WHAT YOU ARE ASKED TO DO: Leave out every picture, then transcribe the rest of the listing exactly.

#### SOURCE MATERIAL ####

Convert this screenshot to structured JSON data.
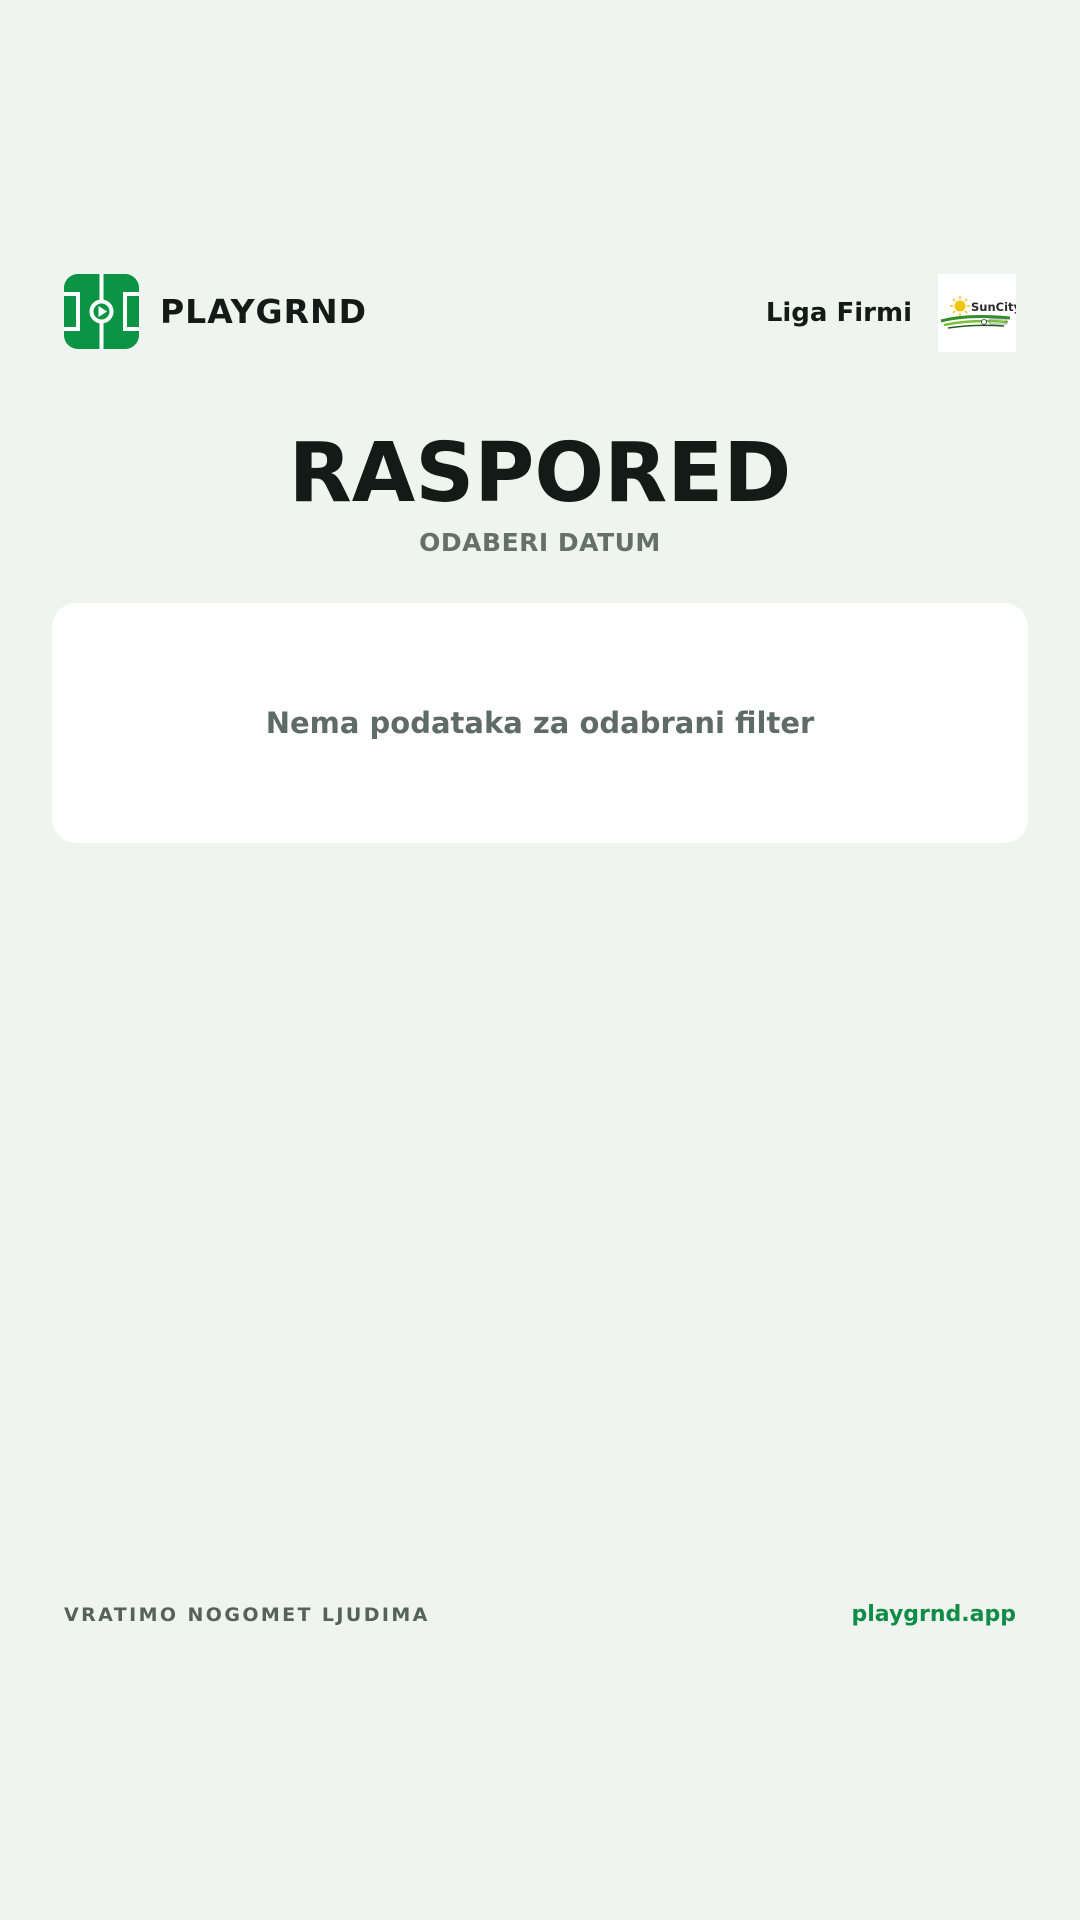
{
  "brand": {
    "name": "PLAYGRND",
    "logo_icon": "football-pitch-play-icon",
    "color": "#0a9444"
  },
  "league": {
    "name": "Liga Firmi",
    "sponsor_logo": "suncity-logo"
  },
  "page": {
    "title": "RASPORED",
    "subtitle": "ODABERI DATUM"
  },
  "schedule": {
    "empty_message": "Nema podataka za odabrani filter"
  },
  "footer": {
    "tagline": "VRATIMO NOGOMET LJUDIMA",
    "link": "playgrnd.app",
    "link_color": "#0f8c45"
  },
  "colors": {
    "background": "#eff4f0",
    "card": "#ffffff",
    "text_dark": "#141a17",
    "text_muted": "#66706b"
  }
}
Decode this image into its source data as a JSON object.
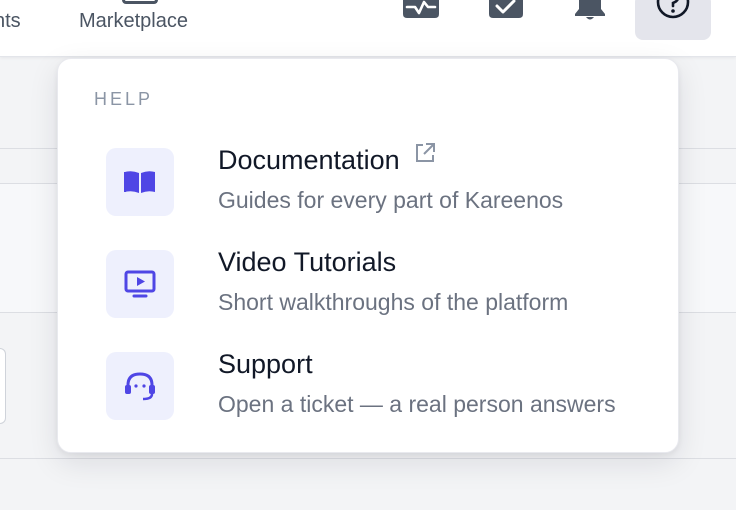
{
  "nav": {
    "tabs": [
      {
        "label": "nts"
      },
      {
        "label": "Marketplace"
      }
    ],
    "icons": [
      "activity-icon",
      "checkbox-icon",
      "bell-icon",
      "help-circle-icon"
    ]
  },
  "help_menu": {
    "heading": "HELP",
    "items": [
      {
        "title": "Documentation",
        "description": "Guides for every part of Kareenos",
        "icon": "book-open-icon",
        "external": true
      },
      {
        "title": "Video Tutorials",
        "description": "Short walkthroughs of the platform",
        "icon": "video-play-icon",
        "external": false
      },
      {
        "title": "Support",
        "description": "Open a ticket — a real person answers",
        "icon": "headset-icon",
        "external": false
      }
    ]
  },
  "colors": {
    "accent": "#4f46e5",
    "icon_tile": "#eef0fd",
    "active_button": "#e4e5ec",
    "nav_icon": "#4b5563"
  }
}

####

CORRECT OUTPUT:
Convert this screenshot to structured JSON data.
{
  "brand": {
    "name": "PLAYGRND",
    "logo_icon": "football-pitch-play-icon",
    "color": "#0a9444"
  },
  "league": {
    "name": "Liga Firmi",
    "sponsor_logo": "suncity-logo"
  },
  "page": {
    "title": "RASPORED",
    "subtitle": "ODABERI DATUM"
  },
  "schedule": {
    "empty_message": "Nema podataka za odabrani filter"
  },
  "footer": {
    "tagline": "VRATIMO NOGOMET LJUDIMA",
    "link": "playgrnd.app",
    "link_color": "#0f8c45"
  },
  "colors": {
    "background": "#eff4f0",
    "card": "#ffffff",
    "text_dark": "#141a17",
    "text_muted": "#66706b"
  }
}
Decode this image into its source data as a JSON object.
{
  "nav": {
    "tabs": [
      {
        "label": "nts"
      },
      {
        "label": "Marketplace"
      }
    ],
    "icons": [
      "activity-icon",
      "checkbox-icon",
      "bell-icon",
      "help-circle-icon"
    ]
  },
  "help_menu": {
    "heading": "HELP",
    "items": [
      {
        "title": "Documentation",
        "description": "Guides for every part of Kareenos",
        "icon": "book-open-icon",
        "external": true
      },
      {
        "title": "Video Tutorials",
        "description": "Short walkthroughs of the platform",
        "icon": "video-play-icon",
        "external": false
      },
      {
        "title": "Support",
        "description": "Open a ticket — a real person answers",
        "icon": "headset-icon",
        "external": false
      }
    ]
  },
  "colors": {
    "accent": "#4f46e5",
    "icon_tile": "#eef0fd",
    "active_button": "#e4e5ec",
    "nav_icon": "#4b5563"
  }
}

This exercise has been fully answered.